* **Ausgangstext**
####
# PC wird schnell heiß &amp; schaltet ab



## derphil89 (24. Oktober 2015)

*PC wird schnell heiß & schaltet ab*

Guten Tag,
mal wieder ein Problem mit dem PC meines Bruders.Dieser wird bis zu 90 Grad heiß und schaltet sich dann ohne Fehlermeldung ab. Teilweise nach 30 Minuten, manchmal auch erst nach 60. Unsere Idee: ein zusätzlicher Kühler.


Diese Komponenten sind verbaut:
2048MB HIS Radeon R9 270X Mini IceQ X² Boost Clock Aktiv PCIe 3.0 x16 (Retail) 
400 Watt be quiet! System Power 7 Non-Modular 80+ Bronze
3R Systems R490 Midi Tower ohne Netzteil schwarz
1024MB Gigabyte Radeon HD 7850 OC Windforce 2x Aktiv PCIe 3.0 x16 (Retail)
LG Electronics GH24NS95 DVD-RW SATA 1.5Gb/s intern schwarz Bulk
1000GB Seagate Barracuda 7200.14 ST1000DM003 64MB 3.5" (8.9cm) SATA 6Gb/s
AMD FX Series FX-6300 6x 3.50GHz So.AM3+ BOX
2GB Kingston ValueRAM DDR3-1333 DIMM CL9 Single (2x)

Microsoft Windows 10

 Auf was muss man bei der Wahl des Kühlers/Lüfters achten? (z.B. wegen der Größe oder wegen der Komponenten?)



Vielen, vielen Dank für eure Hilfe!


----------



## Typhalt (24. Oktober 2015)

Was wird heiß? Ich gehe mal von Prozessor aus?


----------



## derphil89 (25. Oktober 2015)

Typhalt schrieb:


> Was wird heiß? Ich gehe mal von Prozessor aus?


Jap


----------



## sanita (25. Oktober 2015)

bevor Du dich für einen Kühler entscheidest, besorg dir die Maße des Geräts, viele bestellen es und später lässt sich das Teil nicht unterbringen.


----------



## MichaelG (25. Oktober 2015)

Und Kühlpaste.


----------



## Herbboy (25. Oktober 2015)
####
* **Beigefügte Datensätze**
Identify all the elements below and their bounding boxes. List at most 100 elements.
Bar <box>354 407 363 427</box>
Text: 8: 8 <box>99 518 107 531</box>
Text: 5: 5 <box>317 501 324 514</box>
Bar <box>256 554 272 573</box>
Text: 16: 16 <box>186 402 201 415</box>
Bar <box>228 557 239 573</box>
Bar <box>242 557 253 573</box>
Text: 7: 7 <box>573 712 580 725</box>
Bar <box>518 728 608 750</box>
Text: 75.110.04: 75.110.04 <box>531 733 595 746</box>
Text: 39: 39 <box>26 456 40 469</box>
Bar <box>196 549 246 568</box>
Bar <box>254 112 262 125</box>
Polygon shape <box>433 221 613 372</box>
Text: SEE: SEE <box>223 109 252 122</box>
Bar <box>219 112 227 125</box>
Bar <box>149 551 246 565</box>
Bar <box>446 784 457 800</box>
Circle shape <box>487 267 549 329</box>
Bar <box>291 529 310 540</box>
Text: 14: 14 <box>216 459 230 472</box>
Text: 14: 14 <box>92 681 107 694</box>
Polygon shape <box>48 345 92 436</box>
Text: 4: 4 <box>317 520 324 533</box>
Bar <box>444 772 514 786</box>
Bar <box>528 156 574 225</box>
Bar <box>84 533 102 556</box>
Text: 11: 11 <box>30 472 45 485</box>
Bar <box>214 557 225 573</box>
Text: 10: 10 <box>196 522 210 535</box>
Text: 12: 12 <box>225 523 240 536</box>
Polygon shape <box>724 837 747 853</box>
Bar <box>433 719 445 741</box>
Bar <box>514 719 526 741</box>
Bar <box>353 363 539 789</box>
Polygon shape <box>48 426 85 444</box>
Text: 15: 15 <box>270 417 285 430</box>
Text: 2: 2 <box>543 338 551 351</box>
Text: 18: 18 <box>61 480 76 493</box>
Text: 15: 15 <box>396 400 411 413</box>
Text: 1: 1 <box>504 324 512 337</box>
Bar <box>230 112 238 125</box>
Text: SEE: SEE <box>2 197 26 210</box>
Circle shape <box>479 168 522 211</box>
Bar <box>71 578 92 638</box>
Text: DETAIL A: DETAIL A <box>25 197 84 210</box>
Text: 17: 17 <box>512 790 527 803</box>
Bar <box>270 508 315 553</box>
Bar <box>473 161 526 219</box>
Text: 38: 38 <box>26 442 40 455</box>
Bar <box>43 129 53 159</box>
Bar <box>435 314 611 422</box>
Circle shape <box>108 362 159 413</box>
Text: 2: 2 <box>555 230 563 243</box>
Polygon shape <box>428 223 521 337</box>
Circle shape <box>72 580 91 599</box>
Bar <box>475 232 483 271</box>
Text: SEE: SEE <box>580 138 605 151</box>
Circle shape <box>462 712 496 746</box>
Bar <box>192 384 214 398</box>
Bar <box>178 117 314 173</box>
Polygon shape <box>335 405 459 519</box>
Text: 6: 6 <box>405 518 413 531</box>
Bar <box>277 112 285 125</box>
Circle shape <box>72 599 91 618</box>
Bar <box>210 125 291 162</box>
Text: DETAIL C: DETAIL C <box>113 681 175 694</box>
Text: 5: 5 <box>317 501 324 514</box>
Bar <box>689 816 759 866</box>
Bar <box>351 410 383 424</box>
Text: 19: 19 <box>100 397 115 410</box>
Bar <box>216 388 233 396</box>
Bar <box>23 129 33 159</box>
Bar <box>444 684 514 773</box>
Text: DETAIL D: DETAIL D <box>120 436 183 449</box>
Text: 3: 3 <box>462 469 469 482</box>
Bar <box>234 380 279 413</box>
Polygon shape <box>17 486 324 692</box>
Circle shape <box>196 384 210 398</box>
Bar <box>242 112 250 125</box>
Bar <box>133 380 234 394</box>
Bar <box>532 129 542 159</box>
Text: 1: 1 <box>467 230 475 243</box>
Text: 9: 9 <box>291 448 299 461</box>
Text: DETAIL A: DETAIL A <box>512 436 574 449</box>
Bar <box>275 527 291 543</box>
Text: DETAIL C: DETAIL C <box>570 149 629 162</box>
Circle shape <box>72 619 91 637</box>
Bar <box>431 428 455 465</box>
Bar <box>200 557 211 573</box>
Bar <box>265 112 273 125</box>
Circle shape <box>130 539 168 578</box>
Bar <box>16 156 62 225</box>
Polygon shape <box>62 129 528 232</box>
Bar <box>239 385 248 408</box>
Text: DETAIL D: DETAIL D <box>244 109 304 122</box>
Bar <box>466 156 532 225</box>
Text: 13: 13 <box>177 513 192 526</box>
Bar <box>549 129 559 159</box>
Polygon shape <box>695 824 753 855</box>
####
* **Aufgaben**
a: Erkläre in ein bis drei Sätzen, weshalb man sich laut dem Forumsthread vor der Wahl eines Kühlers dessen Maße besorgen sollte.
b: Aktualisiere im Forumsthread den Abschnitt zwischen „Diese Komponenten sind“ und „2x Aktiv PCIe 3.0 x16 (Retail)“ einschließlich: Ersetze darin „Midi Tower“ durch „Big Tower“ und gib den Abschnitt vollständig wieder.
Die Datensätze stammen aus einer anderen Quelle als der Forumsthread.

* **Lösungen**
a: Man sollte die Maße des Kühlers kennen, bevor man sich für ihn entscheidet. Viele bestellen ihn sonst, und später lässt sich das Teil nicht unterbringen.

b:
Diese Komponenten sind verbaut:
2048MB HIS Radeon R9 270X Mini IceQ X² Boost Clock Aktiv PCIe 3.0 x16 (Retail) 
400 Watt be quiet! System Power 7 Non-Modular 80+ Bronze
3R Systems R490 Big Tower ohne Netzteil schwarz
1024MB Gigabyte Radeon HD 7850 OC Windforce 2x Aktiv PCIe 3.0 x16 (Retail)